Our clients in the NGO and education sectors often commission risk assessment reports due to their strict governance requirements. However, public and private organisations alike can benefit from risk assessment monitoring – penalties in areas such as taxation or employment law issues will apply to both sectors. In some cases, non-compliance can lead to blacklisting from the country. The reports assess the individual, current circumstances of the company’s operations in their chosen country, and shed light on operational red flags and recommendations. No two scenarios are ever the same, and the reports are therefore bespoke to your needs.

In this article, we discuss the importance of risk awareness into the planning and implementation of your overseas projects. We look at five frequently flagged topics in our risk assessment reports to help you prioritise your planning.

1. Determining Potential Risk of Permanent Establishment

Permanent Establishment is a fixed place of business liable for income or corporate taxation purposes. It ascertains whether a business has sufficient permanent operations in another location to create a taxable presence. This can include individual workers or employees operating on behalf of the organisation in another location. If those workers have been given the authority to enact contracts on the organisation’s behalf, there is risk of permanent establishment.

Penalties or payment of backdated taxes at home and abroad may be payable by organisations deemed to be permanently established in an overseas location. Risk assessment reports will explore your operations in-country, existing taxation arrangements, double-taxation treaties and how these could contribute to a risk of permanent establishment.

2. Is Your Entity Correctly Registered?

Entities should be registered in accordance with local laws, and charities and NGOs are subject to particular registration requirements. In Tanzania, NGOs must register in line with the Non-Government Organisation Act 2002, as amended by Act 11/2005. This act includes local definitions of international and domestic NGOs, and provides the specific registration processes and ongoing compliance requirements. A risk assessment report will look at your existing registrations and advise the correct procedure in line with local law. Mauve can also carry out the registration and ongoing administration if required.

3. Tax and Accounting Compliance

Overseas tax laws can differ from country-to-country and this can lead to increased potential for risk. Penalties for tax non-compliance can greatly impact the success of your project and damage your local reputation, so awareness of risk is vital. Risk assessment reports will look at VAT registration, employer payroll registrations, statutory contributions for tax and social security, and any other necessary fiscal considerations.

*Data*:

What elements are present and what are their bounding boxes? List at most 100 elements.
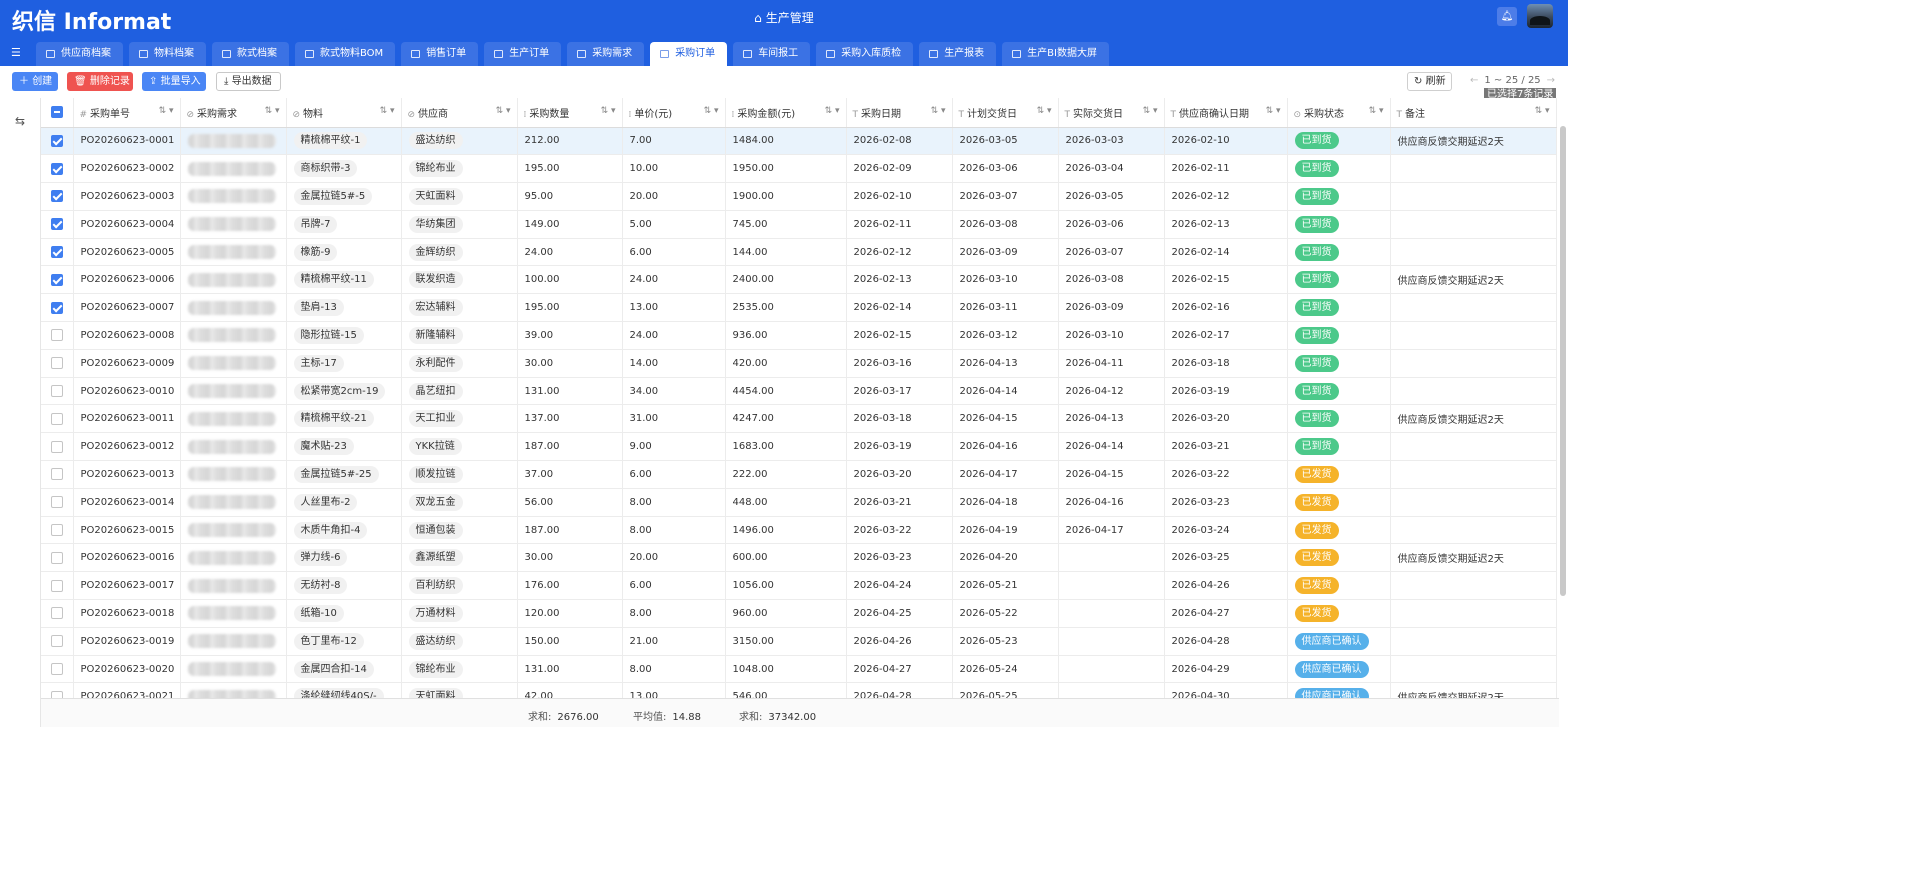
- table-row[interactable]: PO20260623-0019 色丁里布-12 盛达纺织 150.00 21.00 315…: [41, 627, 1557, 656]
- cell-note[interactable]: [1390, 655, 1557, 684]
- cell-note[interactable]: 供应商反馈交期延迟2天: [1390, 265, 1557, 295]
- cell-actual[interactable]: [1058, 571, 1165, 601]
- cell-actual[interactable]: 2026-04-17: [1058, 516, 1165, 545]
- tab-2[interactable]: 物料档案: [129, 42, 206, 66]
- cell-status[interactable]: 已发货: [1287, 488, 1391, 517]
- cell-supplier[interactable]: 锦纶布业: [401, 655, 518, 684]
- cell-actual[interactable]: 2026-03-09: [1058, 293, 1165, 323]
- cell-qty[interactable]: 195.00: [517, 154, 623, 184]
- cell-amount[interactable]: 448.00: [725, 488, 847, 517]
- cell-actual[interactable]: 2026-03-04: [1058, 154, 1165, 184]
- table-row[interactable]: PO20260623-0001 精梳棉平纹-1 盛达纺织 212.00 7.00 1484…: [41, 127, 1557, 156]
- cell-actual[interactable]: 2026-03-03: [1058, 127, 1165, 156]
- cell-pdate[interactable]: 2026-02-11: [846, 210, 953, 239]
- column-menu-icon[interactable]: ⇅ ▾: [380, 106, 395, 116]
- cell-purchase-demand[interactable]: [180, 627, 287, 656]
- cell-status[interactable]: 已发货: [1287, 460, 1391, 489]
- cell-supplier[interactable]: 锦纶布业: [401, 154, 518, 184]
- column-menu-icon[interactable]: ⇅ ▾: [159, 106, 174, 116]
- cell-pdate[interactable]: 2026-03-17: [846, 377, 953, 406]
- cell-plan[interactable]: 2026-04-18: [952, 488, 1059, 517]
- cell-pdate[interactable]: 2026-04-24: [846, 571, 953, 601]
- cell-material[interactable]: 主标-17: [286, 349, 402, 378]
- row-checkbox[interactable]: [50, 218, 63, 231]
- cell-pdate[interactable]: 2026-02-13: [846, 265, 953, 295]
- cell-pdate[interactable]: 2026-04-25: [846, 599, 953, 628]
- cell-confirm[interactable]: 2026-02-14: [1164, 238, 1288, 267]
- cell-purchase-demand[interactable]: [180, 488, 287, 517]
- cell-price[interactable]: 34.00: [622, 377, 726, 406]
- column-header-4[interactable]: ⊘ 供应商 ⇅ ▾: [401, 98, 518, 128]
- tab-6[interactable]: 生产订单: [484, 42, 562, 66]
- cell-actual[interactable]: 2026-04-12: [1058, 377, 1165, 406]
- cell-no[interactable]: PO20260623-0006: [73, 265, 181, 295]
- table-row[interactable]: PO20260623-0014 人丝里布-2 双龙五金 56.00 8.00 448.00…: [41, 488, 1557, 517]
- cell-pdate[interactable]: 2026-02-09: [846, 154, 953, 184]
- column-menu-icon[interactable]: ⇅ ▾: [825, 106, 840, 116]
- column-menu-icon[interactable]: ⇅ ▾: [265, 106, 280, 116]
- cell-note[interactable]: [1390, 516, 1557, 545]
- cell-qty[interactable]: 187.00: [517, 516, 623, 545]
- cell-plan[interactable]: 2026-05-22: [952, 599, 1059, 628]
- cell-actual[interactable]: 2026-03-05: [1058, 182, 1165, 211]
- cell-actual[interactable]: [1058, 627, 1165, 656]
- cell-qty[interactable]: 195.00: [517, 293, 623, 323]
- column-header-1[interactable]: # 采购单号 ⇅ ▾: [73, 98, 181, 128]
- cell-purchase-demand[interactable]: [180, 655, 287, 684]
- cell-pdate[interactable]: 2026-02-10: [846, 182, 953, 211]
- cell-qty[interactable]: 212.00: [517, 127, 623, 156]
- cell-pdate[interactable]: 2026-02-12: [846, 238, 953, 267]
- cell-no[interactable]: PO20260623-0018: [73, 599, 181, 628]
- cell-confirm[interactable]: 2026-02-11: [1164, 154, 1288, 184]
- table-row[interactable]: PO20260623-0015 木质牛角扣-4 恒通包装 187.00 8.00 1496…: [41, 516, 1557, 545]
- cell-confirm[interactable]: 2026-02-15: [1164, 265, 1288, 295]
- cell-confirm[interactable]: 2026-02-10: [1164, 127, 1288, 156]
- tab-4[interactable]: 款式物料BOM: [295, 42, 396, 66]
- row-checkbox[interactable]: [50, 635, 63, 648]
- cell-qty[interactable]: 176.00: [517, 571, 623, 601]
- cell-confirm[interactable]: 2026-02-17: [1164, 321, 1288, 350]
- cell-qty[interactable]: 187.00: [517, 432, 623, 462]
- cell-note[interactable]: [1390, 488, 1557, 517]
- cell-price[interactable]: 5.00: [622, 210, 726, 239]
- cell-status[interactable]: 供应商已确认: [1287, 655, 1391, 684]
- table-row[interactable]: PO20260623-0006 精梳棉平纹-11 联发织造 100.00 24.00 24…: [41, 265, 1557, 295]
- cell-material[interactable]: 木质牛角扣-4: [286, 516, 402, 545]
- cell-amount[interactable]: 1056.00: [725, 571, 847, 601]
- cell-actual[interactable]: [1058, 655, 1165, 684]
- cell-actual[interactable]: 2026-04-15: [1058, 460, 1165, 489]
- cell-no[interactable]: PO20260623-0010: [73, 377, 181, 406]
- cell-plan[interactable]: 2026-05-23: [952, 627, 1059, 656]
- cell-note[interactable]: 供应商反馈交期延迟2天: [1390, 404, 1557, 434]
- cell-confirm[interactable]: 2026-04-29: [1164, 655, 1288, 684]
- cell-amount[interactable]: 4454.00: [725, 377, 847, 406]
- cell-supplier[interactable]: 华纺集团: [401, 210, 518, 239]
- table-row[interactable]: PO20260623-0016 弹力线-6 鑫源纸塑 30.00 20.00 600.00…: [41, 543, 1557, 573]
- cell-note[interactable]: [1390, 627, 1557, 656]
- cell-qty[interactable]: 39.00: [517, 321, 623, 350]
- cell-no[interactable]: PO20260623-0008: [73, 321, 181, 350]
- row-checkbox[interactable]: [50, 246, 63, 259]
- tab-12[interactable]: 生产BI数据大屏: [1002, 42, 1109, 66]
- cell-no[interactable]: PO20260623-0001: [73, 127, 181, 156]
- cell-qty[interactable]: 100.00: [517, 265, 623, 295]
- cell-confirm[interactable]: 2026-02-13: [1164, 210, 1288, 239]
- cell-note[interactable]: 供应商反馈交期延迟2天: [1390, 543, 1557, 573]
- cell-supplier[interactable]: 顺发拉链: [401, 460, 518, 489]
- cell-material[interactable]: 金属四合扣-14: [286, 655, 402, 684]
- cell-status[interactable]: 已到货: [1287, 293, 1391, 323]
- cell-amount[interactable]: 420.00: [725, 349, 847, 378]
- cell-supplier[interactable]: 宏达辅料: [401, 293, 518, 323]
- refresh-button[interactable]: ↻ 刷新: [1407, 72, 1452, 91]
- cell-purchase-demand[interactable]: [180, 127, 287, 156]
- cell-price[interactable]: 24.00: [622, 321, 726, 350]
- cell-purchase-demand[interactable]: [180, 571, 287, 601]
- cell-supplier[interactable]: 恒通包装: [401, 516, 518, 545]
- cell-actual[interactable]: [1058, 599, 1165, 628]
- cell-status[interactable]: 已到货: [1287, 154, 1391, 184]
- row-checkbox[interactable]: [50, 579, 63, 592]
- cell-supplier[interactable]: 万通材料: [401, 599, 518, 628]
- cell-status[interactable]: 已到货: [1287, 432, 1391, 462]
- cell-purchase-demand[interactable]: [180, 432, 287, 462]
- cell-no[interactable]: PO20260623-0013: [73, 460, 181, 489]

*Objective A*:
Repeat a portion of the risk assessment passage verbatim: begin at the words "1. Determining Potential" and stop after "a risk of permanent establishment.".
*Objective B*:
According to the risk assessment passage, under which law must NGOs in Tanzania register?
The records are material apart from the risk assessment passage.

*Solution A*:
1. Determining Potential Risk of Permanent Establishment

Permanent Establishment is a fixed place of business liable for income or corporate taxation purposes. It ascertains whether a business has sufficient permanent operations in another location to create a taxable presence. This can include individual workers or employees operating on behalf of the organisation in another location. If those workers have been given the authority to enact contracts on the organisation’s behalf, there is risk of permanent establishment.

Penalties or payment of backdated taxes at home and abroad may be payable by organisations deemed to be permanently established in an overseas location. Risk assessment reports will explore your operations in-country, existing taxation arrangements, double-taxation treaties and how these could contribute to a risk of permanent establishment.

*Solution B*:
The Non-Government Organisation Act 2002, as amended by Act 11/2005.